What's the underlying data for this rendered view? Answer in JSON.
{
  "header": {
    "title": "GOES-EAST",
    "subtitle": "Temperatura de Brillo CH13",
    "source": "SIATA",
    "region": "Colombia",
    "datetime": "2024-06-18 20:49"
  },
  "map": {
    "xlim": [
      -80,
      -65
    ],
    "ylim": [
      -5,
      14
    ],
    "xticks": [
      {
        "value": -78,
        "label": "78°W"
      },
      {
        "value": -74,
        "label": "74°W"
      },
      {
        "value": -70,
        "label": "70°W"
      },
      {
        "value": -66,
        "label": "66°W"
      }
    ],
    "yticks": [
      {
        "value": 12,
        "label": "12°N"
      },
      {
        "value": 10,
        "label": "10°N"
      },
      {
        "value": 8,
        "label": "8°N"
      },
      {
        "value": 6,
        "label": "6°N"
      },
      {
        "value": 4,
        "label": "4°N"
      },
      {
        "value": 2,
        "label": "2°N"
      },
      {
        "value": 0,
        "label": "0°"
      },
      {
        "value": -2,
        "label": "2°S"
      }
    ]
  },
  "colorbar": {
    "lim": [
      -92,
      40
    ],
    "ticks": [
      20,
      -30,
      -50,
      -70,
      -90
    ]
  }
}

***

Take the listing above and set it down exactly.

▶ Result of this exercise
What's the underlying data for this rendered view? Answer in JSON.
{
  "header": {
    "title": "GOES-EAST",
    "subtitle": "Temperatura de Brillo CH13",
    "source": "SIATA",
    "region": "Colombia",
    "datetime": "2024-06-18 20:49"
  },
  "map": {
    "xlim": [
      -80,
      -65
    ],
    "ylim": [
      -5,
      14
    ],
    "xticks": [
      {
        "value": -78,
        "label": "78°W"
      },
      {
        "value": -74,
        "label": "74°W"
      },
      {
        "value": -70,
        "label": "70°W"
      },
      {
        "value": -66,
        "label": "66°W"
      }
    ],
    "yticks": [
      {
        "value": 12,
        "label": "12°N"
      },
      {
        "value": 10,
        "label": "10°N"
      },
      {
        "value": 8,
        "label": "8°N"
      },
      {
        "value": 6,
        "label": "6°N"
      },
      {
        "value": 4,
        "label": "4°N"
      },
      {
        "value": 2,
        "label": "2°N"
      },
      {
        "value": 0,
        "label": "0°"
      },
      {
        "value": -2,
        "label": "2°S"
      }
    ]
  },
  "colorbar": {
    "lim": [
      -92,
      40
    ],
    "ticks": [
      20,
      -30,
      -50,
      -70,
      -90
    ]
  }
}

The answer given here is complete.